_INPUT MATERIAL:_
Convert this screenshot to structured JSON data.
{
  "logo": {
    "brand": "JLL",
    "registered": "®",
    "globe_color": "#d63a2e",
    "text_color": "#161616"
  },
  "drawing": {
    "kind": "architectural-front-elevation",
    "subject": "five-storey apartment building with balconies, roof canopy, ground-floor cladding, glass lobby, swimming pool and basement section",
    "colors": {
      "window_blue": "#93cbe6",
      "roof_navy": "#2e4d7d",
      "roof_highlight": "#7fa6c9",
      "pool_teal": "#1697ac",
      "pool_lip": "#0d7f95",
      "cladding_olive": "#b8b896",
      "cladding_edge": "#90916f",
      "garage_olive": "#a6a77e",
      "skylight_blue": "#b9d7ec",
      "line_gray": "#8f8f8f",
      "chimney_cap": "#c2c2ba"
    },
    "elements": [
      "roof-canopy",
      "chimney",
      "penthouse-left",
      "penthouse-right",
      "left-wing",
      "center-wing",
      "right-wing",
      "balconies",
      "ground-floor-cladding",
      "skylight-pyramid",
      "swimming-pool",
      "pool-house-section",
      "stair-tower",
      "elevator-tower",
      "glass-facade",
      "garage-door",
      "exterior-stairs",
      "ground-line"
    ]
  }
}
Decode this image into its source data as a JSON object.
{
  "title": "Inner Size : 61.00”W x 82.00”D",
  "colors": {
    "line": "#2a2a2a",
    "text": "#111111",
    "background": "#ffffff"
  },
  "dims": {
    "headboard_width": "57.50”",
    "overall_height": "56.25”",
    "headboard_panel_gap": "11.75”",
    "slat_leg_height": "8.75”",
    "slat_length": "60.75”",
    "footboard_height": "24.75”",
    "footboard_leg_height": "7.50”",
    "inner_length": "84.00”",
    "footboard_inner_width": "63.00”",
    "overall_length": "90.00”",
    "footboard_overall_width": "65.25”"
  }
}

_THE EXERCISE:_
Extract all of the data exactly as written.

_REPLY TO THE EXERCISE:_
Convert this screenshot to structured JSON data.
{
  "logo": {
    "brand": "JLL",
    "registered": "®",
    "globe_color": "#d63a2e",
    "text_color": "#161616"
  },
  "drawing": {
    "kind": "architectural-front-elevation",
    "subject": "five-storey apartment building with balconies, roof canopy, ground-floor cladding, glass lobby, swimming pool and basement section",
    "colors": {
      "window_blue": "#93cbe6",
      "roof_navy": "#2e4d7d",
      "roof_highlight": "#7fa6c9",
      "pool_teal": "#1697ac",
      "pool_lip": "#0d7f95",
      "cladding_olive": "#b8b896",
      "cladding_edge": "#90916f",
      "garage_olive": "#a6a77e",
      "skylight_blue": "#b9d7ec",
      "line_gray": "#8f8f8f",
      "chimney_cap": "#c2c2ba"
    },
    "elements": [
      "roof-canopy",
      "chimney",
      "penthouse-left",
      "penthouse-right",
      "left-wing",
      "center-wing",
      "right-wing",
      "balconies",
      "ground-floor-cladding",
      "skylight-pyramid",
      "swimming-pool",
      "pool-house-section",
      "stair-tower",
      "elevator-tower",
      "glass-facade",
      "garage-door",
      "exterior-stairs",
      "ground-line"
    ]
  }
}
Decode this image into its source data as a JSON object.
{
  "title": "Inner Size : 61.00”W x 82.00”D",
  "colors": {
    "line": "#2a2a2a",
    "text": "#111111",
    "background": "#ffffff"
  },
  "dims": {
    "headboard_width": "57.50”",
    "overall_height": "56.25”",
    "headboard_panel_gap": "11.75”",
    "slat_leg_height": "8.75”",
    "slat_length": "60.75”",
    "footboard_height": "24.75”",
    "footboard_leg_height": "7.50”",
    "inner_length": "84.00”",
    "footboard_inner_width": "63.00”",
    "overall_length": "90.00”",
    "footboard_overall_width": "65.25”"
  }
}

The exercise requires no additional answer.